■ **Document extract**
================
Example 6: No Difference in CEMIP Plasma Levels Based On Ethnicity or Gender [00128] FIG 12 shows that in the experiment of FIG 9, CEMIP levels in cell free plasma of normal and cancer patients do not significantly differ between Caucasians and African Americans (using the IP5/IP6 ELISA). A summary of the results is found in FIG 12B.

[00129] FIG 13 shows that in the experiment of FIG 9, CEMIP levels in cell free plasma of normal and cancer patients do not significantly differ between males and females (using the

IP5/IP6 ELISA).

Example 7: Sensitivity to Detect Early Stage CRC Combining Markers

[00130] Tables 2 and 3 shows results of analysis of cell free plasma prepared from EDTA anticoagulated blood samples (using the same protocol as in FIG 9) for a panel including CEMIP protein plus two methylated DNAs, methylated vimentin gene DNA (VIM) and methylated DNA at the UnUpl46 locus. 20 normal and 78 colorectal cancer samples were analyzed, including 9 stage I, 18 stage II, 9 stage 3 and 42 stage IV. When markers were analyzed at 100% specificity (Table 2), addition of CEMIP increased sensitivity for the panel to detect stage I and stage III colorectal cancers. CEMIP levels were assayed using the IP5/IP6 ELISA. Data was also analyzed based on 87% specificity (Table 3).

[00131] Table 2: Analysis based on 100% specificity

[00132] Table 3: Analysis based on 87% specificity

[00133] FIG 14 shows values of CEMIP assayed by IP5/IP6 ELISA in cell free plasma prepared from EDTA anti coagulated blood from 25 normal and 116 colorectal cancer cases also tested for methylated DNA markers VIM and UnUpl46. In FIG 14A, the plasma CEMIP levels as shown in a scatter plot. The samples included 18 stage 1, 26 stage II, 18 stage 3 and 54 stage IV. Compared to samples from normal individuals, there was a statistically significant increase in mean CEMIP in each of stage I, II, III and IV colorectal cancer samples tested. FIGs 14B-C summarize the statistical analysis of the scatter plot shown in FIG 14A

[00134] FIG 15 shows the distribution of values for methylated VIM DNA in the same sample set as FIG 15. Statistical analysis of the scatter plot of FIG 15A is shown in FIG 15B.
================
■ **Records supplied**
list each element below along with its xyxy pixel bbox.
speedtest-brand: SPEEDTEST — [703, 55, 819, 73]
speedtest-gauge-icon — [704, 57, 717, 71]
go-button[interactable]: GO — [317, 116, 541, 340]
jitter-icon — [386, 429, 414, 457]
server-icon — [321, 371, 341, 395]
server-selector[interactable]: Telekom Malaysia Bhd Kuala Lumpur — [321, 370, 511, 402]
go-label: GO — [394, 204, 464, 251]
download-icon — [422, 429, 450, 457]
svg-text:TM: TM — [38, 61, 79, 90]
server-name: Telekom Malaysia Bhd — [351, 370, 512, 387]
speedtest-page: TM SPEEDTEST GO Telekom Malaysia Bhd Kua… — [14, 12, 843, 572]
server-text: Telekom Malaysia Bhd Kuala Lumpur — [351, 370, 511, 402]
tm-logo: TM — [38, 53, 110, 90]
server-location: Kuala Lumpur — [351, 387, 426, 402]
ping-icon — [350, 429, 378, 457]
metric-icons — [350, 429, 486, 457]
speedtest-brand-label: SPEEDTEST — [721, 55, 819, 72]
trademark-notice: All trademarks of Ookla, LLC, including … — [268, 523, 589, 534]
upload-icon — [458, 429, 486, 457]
================
■ **Questions**
• A. Transcribe part of the CEMIP excerpt word for word: begin at the words "[00130] Tables 2" and stop after "specificity (Table 3).".
• B. For each statement, decide whether the CEMIP excerpt agrees with it, answering yes or no and quoting the words of the excerpt that decide it. (i) The combined marker panel analysis included 78 colorectal cancer samples. (ii) CEMIP levels in cell free plasma differed significantly between males and females. (iii) When analyzed at 100% specificity, adding CEMIP increased the panel's sensitivity to detect stage II colorectal cancers.
The items are separate material with no connection to the CEMIP excerpt.

■ **Task results**
• A.
[00130] Tables 2 and 3 shows results of analysis of cell free plasma prepared from EDTA anticoagulated blood samples (using the same protocol as in FIG 9) for a panel including CEMIP protein plus two methylated DNAs, methylated vimentin gene DNA (VIM) and methylated DNA at the UnUpl46 locus. 20 normal and 78 colorectal cancer samples were analyzed, including 9 stage I, 18 stage II, 9 stage 3 and 42 stage IV. When markers were analyzed at 100% specificity (Table 2), addition of CEMIP increased sensitivity for the panel to detect stage I and stage III colorectal cancers. CEMIP levels were assayed using the IP5/IP6 ELISA. Data was also analyzed based on 87% specificity (Table 3).

• B.
(i) Yes: "20 normal and 78 colorectal cancer samples were analyzed"
(ii) No: "do not significantly differ between males and females"
(iii) No: "addition of CEMIP increased sensitivity for the panel to detect stage I and stage III colorectal cancers"